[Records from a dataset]
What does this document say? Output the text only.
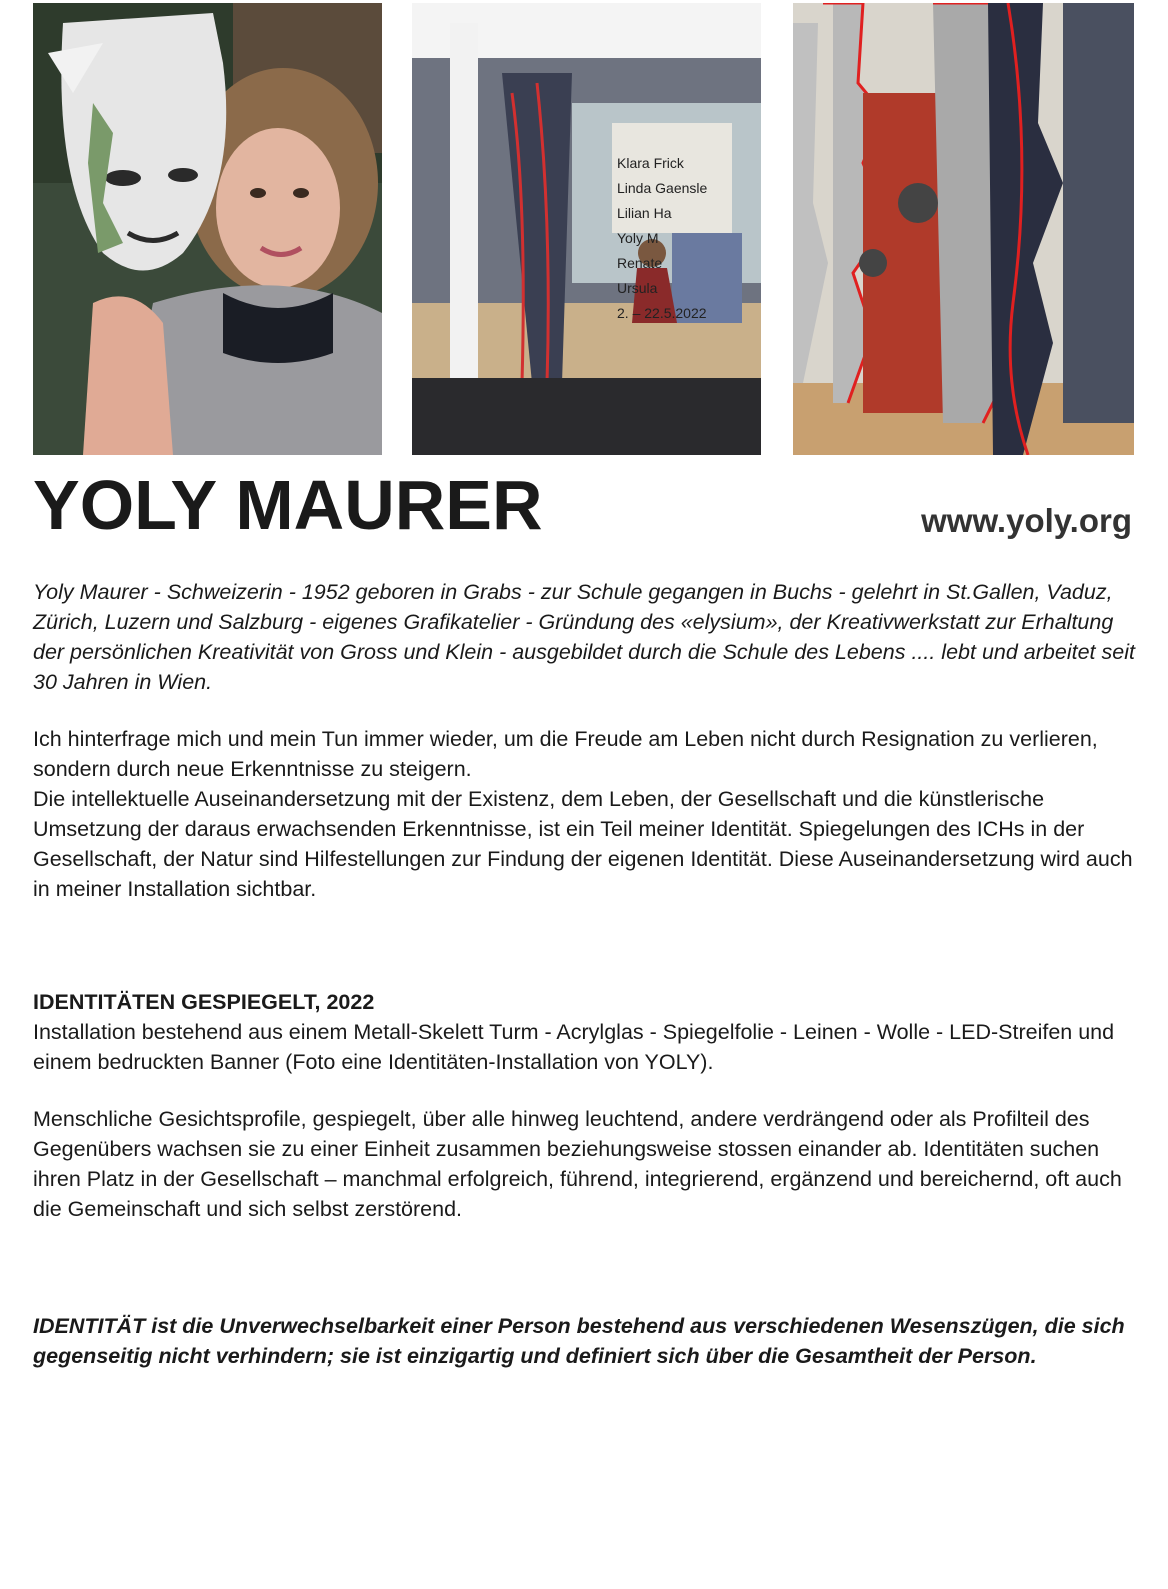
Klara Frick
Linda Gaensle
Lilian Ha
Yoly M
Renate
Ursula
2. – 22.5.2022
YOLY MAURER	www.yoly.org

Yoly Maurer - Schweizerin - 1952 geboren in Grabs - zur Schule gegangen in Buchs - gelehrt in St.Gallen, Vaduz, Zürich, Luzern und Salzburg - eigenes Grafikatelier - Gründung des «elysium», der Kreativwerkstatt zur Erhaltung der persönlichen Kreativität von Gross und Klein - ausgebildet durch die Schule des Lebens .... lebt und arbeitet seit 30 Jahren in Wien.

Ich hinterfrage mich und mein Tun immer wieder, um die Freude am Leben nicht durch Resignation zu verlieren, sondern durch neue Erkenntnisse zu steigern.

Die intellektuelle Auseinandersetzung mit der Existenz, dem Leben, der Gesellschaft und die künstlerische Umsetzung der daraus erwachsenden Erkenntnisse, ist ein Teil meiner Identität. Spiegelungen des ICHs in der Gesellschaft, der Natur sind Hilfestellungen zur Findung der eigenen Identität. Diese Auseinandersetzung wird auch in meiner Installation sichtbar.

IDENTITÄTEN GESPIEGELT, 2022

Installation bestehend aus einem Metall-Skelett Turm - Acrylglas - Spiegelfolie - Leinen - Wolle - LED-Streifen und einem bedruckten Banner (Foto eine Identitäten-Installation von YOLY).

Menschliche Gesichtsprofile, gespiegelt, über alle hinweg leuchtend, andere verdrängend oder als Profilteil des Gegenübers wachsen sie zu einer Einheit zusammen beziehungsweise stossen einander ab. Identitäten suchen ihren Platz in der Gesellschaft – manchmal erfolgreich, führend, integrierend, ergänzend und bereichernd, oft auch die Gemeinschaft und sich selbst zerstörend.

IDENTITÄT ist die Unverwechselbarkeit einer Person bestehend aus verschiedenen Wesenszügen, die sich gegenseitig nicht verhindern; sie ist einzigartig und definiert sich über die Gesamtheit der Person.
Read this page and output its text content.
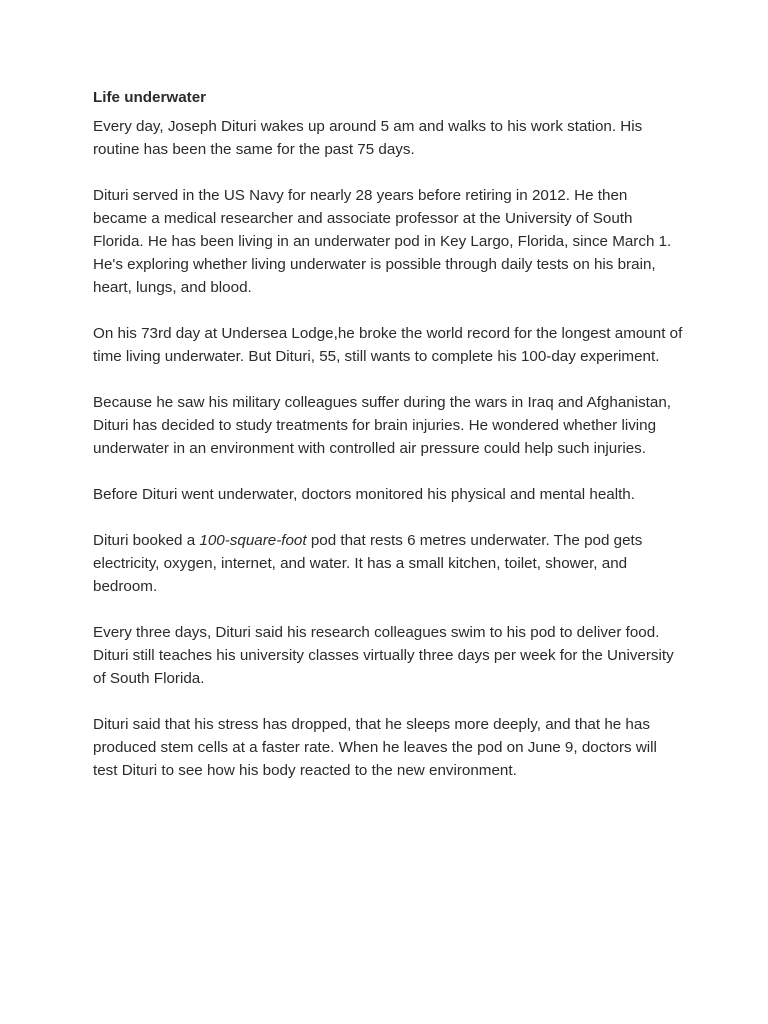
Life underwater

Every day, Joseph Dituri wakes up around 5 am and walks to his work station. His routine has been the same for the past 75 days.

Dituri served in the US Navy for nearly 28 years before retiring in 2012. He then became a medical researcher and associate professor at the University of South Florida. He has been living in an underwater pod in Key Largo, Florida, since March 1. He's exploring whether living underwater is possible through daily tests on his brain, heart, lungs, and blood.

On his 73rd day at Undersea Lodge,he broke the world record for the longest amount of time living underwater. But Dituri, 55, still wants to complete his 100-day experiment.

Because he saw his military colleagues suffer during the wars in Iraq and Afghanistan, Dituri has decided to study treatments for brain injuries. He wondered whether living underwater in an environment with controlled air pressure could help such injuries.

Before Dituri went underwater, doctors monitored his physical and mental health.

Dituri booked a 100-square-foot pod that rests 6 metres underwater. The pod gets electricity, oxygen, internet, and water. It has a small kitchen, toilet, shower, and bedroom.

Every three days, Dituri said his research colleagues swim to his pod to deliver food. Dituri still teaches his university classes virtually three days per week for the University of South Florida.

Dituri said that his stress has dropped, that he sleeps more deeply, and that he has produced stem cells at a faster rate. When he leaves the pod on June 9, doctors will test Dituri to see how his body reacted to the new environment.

* * *

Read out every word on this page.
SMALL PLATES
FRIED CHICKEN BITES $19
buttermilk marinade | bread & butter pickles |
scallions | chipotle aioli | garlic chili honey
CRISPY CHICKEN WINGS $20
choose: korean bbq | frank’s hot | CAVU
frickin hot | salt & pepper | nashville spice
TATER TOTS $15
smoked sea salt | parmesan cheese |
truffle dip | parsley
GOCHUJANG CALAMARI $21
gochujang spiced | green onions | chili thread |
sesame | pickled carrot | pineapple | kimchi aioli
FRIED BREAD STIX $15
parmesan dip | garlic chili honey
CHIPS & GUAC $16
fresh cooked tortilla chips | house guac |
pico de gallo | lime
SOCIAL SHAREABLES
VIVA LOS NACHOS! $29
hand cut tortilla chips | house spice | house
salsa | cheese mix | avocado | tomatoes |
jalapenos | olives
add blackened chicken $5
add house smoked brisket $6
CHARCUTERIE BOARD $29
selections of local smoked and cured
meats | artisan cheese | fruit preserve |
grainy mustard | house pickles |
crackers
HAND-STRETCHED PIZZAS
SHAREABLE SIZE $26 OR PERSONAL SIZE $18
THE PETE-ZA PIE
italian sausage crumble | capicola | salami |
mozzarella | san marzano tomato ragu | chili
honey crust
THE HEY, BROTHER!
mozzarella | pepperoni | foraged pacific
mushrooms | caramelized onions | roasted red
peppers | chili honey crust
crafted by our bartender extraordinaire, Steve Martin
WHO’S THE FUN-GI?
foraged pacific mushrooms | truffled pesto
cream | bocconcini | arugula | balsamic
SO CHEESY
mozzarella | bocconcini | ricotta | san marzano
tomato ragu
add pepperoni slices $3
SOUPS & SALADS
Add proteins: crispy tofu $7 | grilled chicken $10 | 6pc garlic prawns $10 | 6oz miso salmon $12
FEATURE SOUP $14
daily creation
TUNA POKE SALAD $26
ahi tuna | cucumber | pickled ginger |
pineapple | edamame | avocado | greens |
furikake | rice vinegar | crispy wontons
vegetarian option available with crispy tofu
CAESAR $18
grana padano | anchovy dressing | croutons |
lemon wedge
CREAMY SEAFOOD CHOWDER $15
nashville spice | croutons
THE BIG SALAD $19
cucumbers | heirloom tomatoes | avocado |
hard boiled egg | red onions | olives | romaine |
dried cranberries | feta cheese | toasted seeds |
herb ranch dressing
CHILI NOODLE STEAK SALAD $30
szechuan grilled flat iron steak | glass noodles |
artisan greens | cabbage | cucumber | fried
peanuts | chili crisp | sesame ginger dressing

> [Required action] Copy each line above that contains the word "brain".

> [Exercise answer]
Dituri served in the US Navy for nearly 28 years before retiring in 2012. He then became a medical researcher and associate professor at the University of South Florida. He has been living in an underwater pod in Key Largo, Florida, since March 1. He's exploring whether living underwater is possible through daily tests on his brain, heart, lungs, and blood.
Because he saw his military colleagues suffer during the wars in Iraq and Afghanistan, Dituri has decided to study treatments for brain injuries. He wondered whether living underwater in an environment with controlled air pressure could help such injuries.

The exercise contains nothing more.